Challenge
Work out how many lines in the entries contain the string "JSON", and give nothing but that number.

The records
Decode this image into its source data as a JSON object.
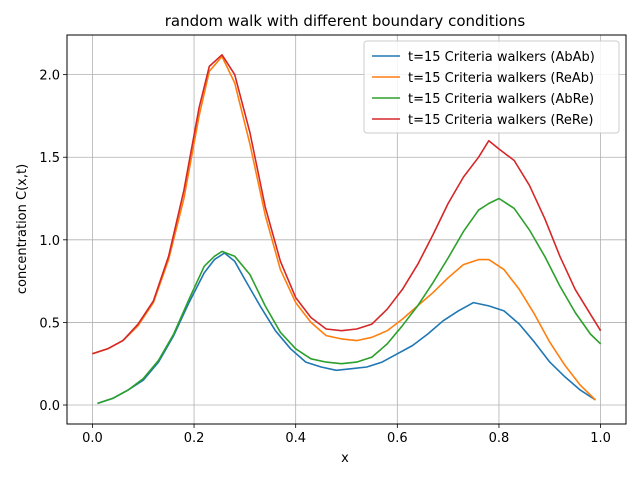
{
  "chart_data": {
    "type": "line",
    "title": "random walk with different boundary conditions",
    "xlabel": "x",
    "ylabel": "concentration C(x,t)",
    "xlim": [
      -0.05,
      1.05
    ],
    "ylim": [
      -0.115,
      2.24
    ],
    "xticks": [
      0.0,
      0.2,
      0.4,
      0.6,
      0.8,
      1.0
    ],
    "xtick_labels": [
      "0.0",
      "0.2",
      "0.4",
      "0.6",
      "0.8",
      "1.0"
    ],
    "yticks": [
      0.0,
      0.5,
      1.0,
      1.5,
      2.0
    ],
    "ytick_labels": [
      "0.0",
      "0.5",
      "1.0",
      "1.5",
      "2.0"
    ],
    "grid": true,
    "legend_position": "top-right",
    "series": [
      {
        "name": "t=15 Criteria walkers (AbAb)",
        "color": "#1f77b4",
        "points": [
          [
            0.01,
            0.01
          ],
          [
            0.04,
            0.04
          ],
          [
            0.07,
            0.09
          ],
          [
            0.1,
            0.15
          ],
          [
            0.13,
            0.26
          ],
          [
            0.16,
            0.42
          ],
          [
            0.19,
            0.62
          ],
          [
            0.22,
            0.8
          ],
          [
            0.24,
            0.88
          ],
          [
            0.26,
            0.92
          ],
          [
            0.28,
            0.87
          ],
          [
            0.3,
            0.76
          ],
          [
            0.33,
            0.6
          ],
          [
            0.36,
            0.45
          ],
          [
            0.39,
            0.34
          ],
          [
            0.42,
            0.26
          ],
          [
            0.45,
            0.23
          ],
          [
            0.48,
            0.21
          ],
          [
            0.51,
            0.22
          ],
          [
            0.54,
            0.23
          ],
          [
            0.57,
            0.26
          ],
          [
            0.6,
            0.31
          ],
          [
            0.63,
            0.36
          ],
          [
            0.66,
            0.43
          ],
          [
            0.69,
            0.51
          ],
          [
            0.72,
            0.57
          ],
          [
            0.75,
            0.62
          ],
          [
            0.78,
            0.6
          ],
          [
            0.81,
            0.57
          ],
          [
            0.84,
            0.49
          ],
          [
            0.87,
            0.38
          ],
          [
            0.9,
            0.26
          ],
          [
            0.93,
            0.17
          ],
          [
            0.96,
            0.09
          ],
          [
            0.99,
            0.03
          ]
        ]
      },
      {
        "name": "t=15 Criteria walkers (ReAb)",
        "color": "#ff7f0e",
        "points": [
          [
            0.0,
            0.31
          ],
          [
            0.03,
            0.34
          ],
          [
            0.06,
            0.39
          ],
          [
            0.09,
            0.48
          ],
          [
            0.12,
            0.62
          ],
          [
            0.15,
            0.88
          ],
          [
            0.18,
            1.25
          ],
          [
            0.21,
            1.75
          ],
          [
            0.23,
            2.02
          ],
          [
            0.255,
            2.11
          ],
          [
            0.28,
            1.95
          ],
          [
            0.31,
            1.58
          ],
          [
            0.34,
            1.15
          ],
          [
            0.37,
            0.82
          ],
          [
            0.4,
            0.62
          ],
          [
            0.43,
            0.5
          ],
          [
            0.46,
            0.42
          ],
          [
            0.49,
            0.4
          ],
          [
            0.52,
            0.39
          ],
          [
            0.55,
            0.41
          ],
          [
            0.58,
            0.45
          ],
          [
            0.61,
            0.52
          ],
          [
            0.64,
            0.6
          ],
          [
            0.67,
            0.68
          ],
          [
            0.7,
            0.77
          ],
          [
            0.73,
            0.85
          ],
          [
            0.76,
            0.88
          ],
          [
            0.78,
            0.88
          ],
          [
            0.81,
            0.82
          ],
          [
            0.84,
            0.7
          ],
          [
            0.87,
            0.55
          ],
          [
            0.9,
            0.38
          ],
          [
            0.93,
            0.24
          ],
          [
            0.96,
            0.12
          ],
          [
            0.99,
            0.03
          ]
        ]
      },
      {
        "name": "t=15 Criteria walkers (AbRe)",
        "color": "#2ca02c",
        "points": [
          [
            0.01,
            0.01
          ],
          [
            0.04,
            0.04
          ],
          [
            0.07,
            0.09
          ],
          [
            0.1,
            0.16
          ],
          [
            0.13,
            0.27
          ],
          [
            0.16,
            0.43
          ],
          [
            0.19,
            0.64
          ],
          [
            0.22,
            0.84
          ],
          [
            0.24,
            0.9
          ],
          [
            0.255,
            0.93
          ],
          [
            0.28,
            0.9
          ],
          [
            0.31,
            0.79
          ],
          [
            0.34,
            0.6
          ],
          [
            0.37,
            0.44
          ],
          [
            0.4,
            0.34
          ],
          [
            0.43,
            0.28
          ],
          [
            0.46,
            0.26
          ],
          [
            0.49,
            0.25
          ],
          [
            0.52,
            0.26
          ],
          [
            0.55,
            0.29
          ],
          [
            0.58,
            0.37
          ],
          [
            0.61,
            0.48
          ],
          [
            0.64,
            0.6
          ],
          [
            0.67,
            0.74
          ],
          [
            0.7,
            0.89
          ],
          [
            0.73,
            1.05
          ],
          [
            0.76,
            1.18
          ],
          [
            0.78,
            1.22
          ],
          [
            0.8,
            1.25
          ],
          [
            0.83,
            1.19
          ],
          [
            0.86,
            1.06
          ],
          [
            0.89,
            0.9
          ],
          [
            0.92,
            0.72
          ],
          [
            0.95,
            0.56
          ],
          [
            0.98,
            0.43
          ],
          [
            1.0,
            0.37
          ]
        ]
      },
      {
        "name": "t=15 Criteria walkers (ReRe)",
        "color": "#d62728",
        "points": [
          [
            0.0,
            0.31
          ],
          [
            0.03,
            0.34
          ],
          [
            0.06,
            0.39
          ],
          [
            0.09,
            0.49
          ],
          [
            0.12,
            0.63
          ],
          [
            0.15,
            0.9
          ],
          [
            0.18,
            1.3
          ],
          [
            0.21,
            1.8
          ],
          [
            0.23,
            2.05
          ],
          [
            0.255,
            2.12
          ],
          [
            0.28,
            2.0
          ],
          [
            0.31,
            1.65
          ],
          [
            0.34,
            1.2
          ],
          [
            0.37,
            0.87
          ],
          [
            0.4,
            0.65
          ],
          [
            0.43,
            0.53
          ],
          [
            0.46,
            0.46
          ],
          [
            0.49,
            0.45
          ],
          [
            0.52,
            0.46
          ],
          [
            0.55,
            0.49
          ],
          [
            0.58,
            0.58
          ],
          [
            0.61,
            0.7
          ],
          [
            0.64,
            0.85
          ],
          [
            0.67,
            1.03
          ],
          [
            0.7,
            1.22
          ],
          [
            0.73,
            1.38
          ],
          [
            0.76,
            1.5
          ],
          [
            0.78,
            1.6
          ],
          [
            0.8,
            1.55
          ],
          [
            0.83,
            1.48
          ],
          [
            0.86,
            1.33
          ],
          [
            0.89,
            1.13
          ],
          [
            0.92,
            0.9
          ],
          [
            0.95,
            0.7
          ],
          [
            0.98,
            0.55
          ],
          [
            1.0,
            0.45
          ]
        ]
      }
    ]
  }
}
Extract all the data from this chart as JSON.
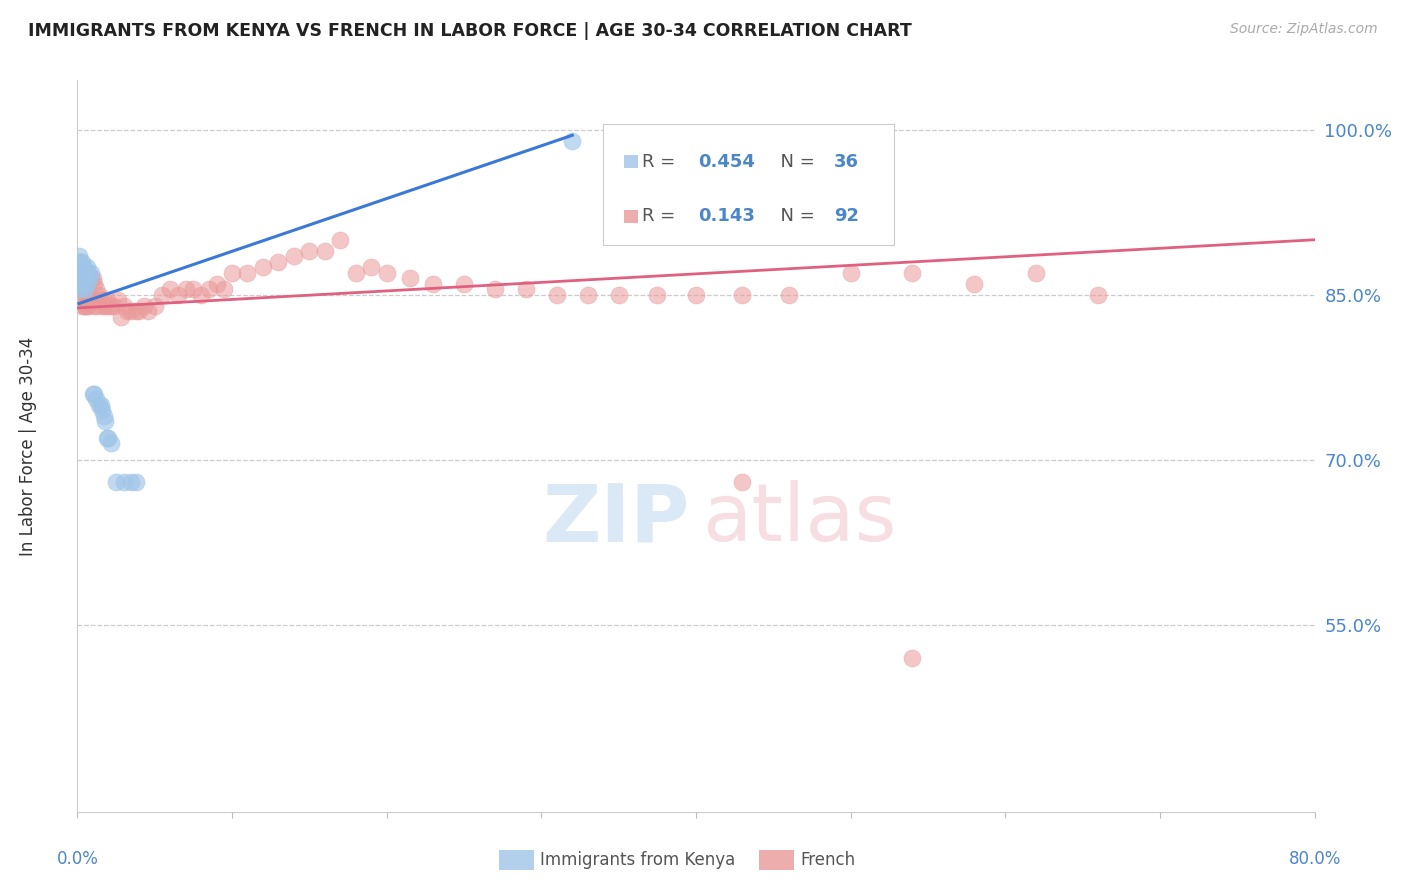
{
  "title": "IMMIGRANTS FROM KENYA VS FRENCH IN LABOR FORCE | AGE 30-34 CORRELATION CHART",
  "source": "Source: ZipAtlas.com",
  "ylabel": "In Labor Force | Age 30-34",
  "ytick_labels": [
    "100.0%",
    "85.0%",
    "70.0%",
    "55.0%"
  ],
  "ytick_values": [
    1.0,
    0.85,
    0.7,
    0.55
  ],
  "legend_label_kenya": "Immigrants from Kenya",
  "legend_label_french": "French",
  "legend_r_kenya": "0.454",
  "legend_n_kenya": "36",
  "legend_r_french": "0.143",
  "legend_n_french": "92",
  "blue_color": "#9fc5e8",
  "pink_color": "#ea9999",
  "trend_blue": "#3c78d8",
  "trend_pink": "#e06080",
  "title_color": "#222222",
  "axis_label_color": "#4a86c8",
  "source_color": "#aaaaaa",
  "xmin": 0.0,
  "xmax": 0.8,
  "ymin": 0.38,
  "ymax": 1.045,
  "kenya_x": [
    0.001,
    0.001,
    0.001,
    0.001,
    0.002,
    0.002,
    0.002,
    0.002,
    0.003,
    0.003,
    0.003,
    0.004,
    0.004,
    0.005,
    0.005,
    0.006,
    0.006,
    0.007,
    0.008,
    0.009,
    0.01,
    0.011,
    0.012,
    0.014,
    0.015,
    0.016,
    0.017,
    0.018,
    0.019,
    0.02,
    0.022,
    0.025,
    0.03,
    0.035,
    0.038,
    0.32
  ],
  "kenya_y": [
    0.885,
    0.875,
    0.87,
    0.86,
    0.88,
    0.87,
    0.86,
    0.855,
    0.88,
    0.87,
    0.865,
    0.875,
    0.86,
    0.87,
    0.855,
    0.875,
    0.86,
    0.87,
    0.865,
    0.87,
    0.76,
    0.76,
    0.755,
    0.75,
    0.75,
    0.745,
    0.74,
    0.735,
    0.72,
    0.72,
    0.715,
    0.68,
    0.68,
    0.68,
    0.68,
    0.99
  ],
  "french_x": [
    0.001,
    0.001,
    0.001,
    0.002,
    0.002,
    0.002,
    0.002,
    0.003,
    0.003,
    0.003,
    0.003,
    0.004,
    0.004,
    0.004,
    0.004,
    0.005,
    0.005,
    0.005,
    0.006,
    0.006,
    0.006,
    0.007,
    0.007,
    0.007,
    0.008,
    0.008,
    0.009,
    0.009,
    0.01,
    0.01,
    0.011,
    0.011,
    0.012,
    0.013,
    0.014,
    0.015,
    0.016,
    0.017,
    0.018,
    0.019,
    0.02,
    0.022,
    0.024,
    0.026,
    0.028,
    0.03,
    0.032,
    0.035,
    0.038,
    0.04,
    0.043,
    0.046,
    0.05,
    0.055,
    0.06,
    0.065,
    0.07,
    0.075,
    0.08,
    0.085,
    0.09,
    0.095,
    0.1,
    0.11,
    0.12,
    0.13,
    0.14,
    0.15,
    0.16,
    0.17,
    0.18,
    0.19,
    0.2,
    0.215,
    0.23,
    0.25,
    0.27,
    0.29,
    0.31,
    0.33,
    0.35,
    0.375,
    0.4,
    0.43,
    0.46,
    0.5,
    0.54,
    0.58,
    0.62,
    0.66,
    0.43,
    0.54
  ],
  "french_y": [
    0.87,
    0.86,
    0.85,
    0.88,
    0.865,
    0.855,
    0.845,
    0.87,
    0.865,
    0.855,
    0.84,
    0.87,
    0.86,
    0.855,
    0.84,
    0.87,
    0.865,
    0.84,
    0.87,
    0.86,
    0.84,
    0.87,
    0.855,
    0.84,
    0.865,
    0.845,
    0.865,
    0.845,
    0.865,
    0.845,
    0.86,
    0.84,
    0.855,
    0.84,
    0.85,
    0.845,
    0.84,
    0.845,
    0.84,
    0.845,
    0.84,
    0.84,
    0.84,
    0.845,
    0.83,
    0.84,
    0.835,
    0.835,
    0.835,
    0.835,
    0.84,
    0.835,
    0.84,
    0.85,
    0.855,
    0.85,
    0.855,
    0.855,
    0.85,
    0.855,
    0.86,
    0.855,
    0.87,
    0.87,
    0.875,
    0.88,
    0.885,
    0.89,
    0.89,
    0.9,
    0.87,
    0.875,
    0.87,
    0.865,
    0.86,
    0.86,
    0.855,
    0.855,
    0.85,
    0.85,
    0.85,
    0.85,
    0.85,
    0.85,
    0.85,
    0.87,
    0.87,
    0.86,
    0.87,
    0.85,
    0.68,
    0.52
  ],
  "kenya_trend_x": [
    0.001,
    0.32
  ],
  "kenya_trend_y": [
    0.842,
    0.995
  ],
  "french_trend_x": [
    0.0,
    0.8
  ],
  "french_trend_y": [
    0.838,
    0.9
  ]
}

The response
2